§ **DIRECTIVE**: Below is a block of records; repeat all of them exactly.

[start INPUT FOR THIS TASK]

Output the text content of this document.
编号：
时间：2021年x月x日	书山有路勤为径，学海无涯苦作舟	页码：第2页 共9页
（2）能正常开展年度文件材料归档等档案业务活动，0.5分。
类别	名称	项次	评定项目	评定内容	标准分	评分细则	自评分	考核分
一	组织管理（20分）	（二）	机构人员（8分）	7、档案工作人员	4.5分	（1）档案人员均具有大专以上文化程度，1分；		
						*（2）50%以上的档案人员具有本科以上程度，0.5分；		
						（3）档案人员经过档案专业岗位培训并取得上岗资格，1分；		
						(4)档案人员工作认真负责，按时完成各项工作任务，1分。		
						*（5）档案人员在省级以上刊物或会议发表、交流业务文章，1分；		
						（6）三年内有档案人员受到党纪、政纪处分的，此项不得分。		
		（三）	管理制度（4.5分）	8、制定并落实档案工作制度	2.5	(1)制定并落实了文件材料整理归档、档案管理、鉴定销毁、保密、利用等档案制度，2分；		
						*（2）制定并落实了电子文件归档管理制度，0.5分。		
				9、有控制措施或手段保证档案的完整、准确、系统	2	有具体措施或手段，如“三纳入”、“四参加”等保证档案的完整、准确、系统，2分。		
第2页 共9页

[end INPUT FOR THIS TASK]

§ **COMPLETED TASK**:
Output the text content of this document.
编号：
时间：2021年x月x日	书山有路勤为径，学海无涯苦作舟	页码：第2页 共9页
（2）能正常开展年度文件材料归档等档案业务活动，0.5分。
类别	名称	项次	评定项目	评定内容	标准分	评分细则	自评分	考核分
一	组织管理（20分）	（二）	机构人员（8分）	7、档案工作人员	4.5分	（1）档案人员均具有大专以上文化程度，1分；		
						*（2）50%以上的档案人员具有本科以上程度，0.5分；		
						（3）档案人员经过档案专业岗位培训并取得上岗资格，1分；		
						(4)档案人员工作认真负责，按时完成各项工作任务，1分。		
						*（5）档案人员在省级以上刊物或会议发表、交流业务文章，1分；		
						（6）三年内有档案人员受到党纪、政纪处分的，此项不得分。		
		（三）	管理制度（4.5分）	8、制定并落实档案工作制度	2.5	(1)制定并落实了文件材料整理归档、档案管理、鉴定销毁、保密、利用等档案制度，2分；		
						*（2）制定并落实了电子文件归档管理制度，0.5分。		
				9、有控制措施或手段保证档案的完整、准确、系统	2	有具体措施或手段，如“三纳入”、“四参加”等保证档案的完整、准确、系统，2分。		
第2页 共9页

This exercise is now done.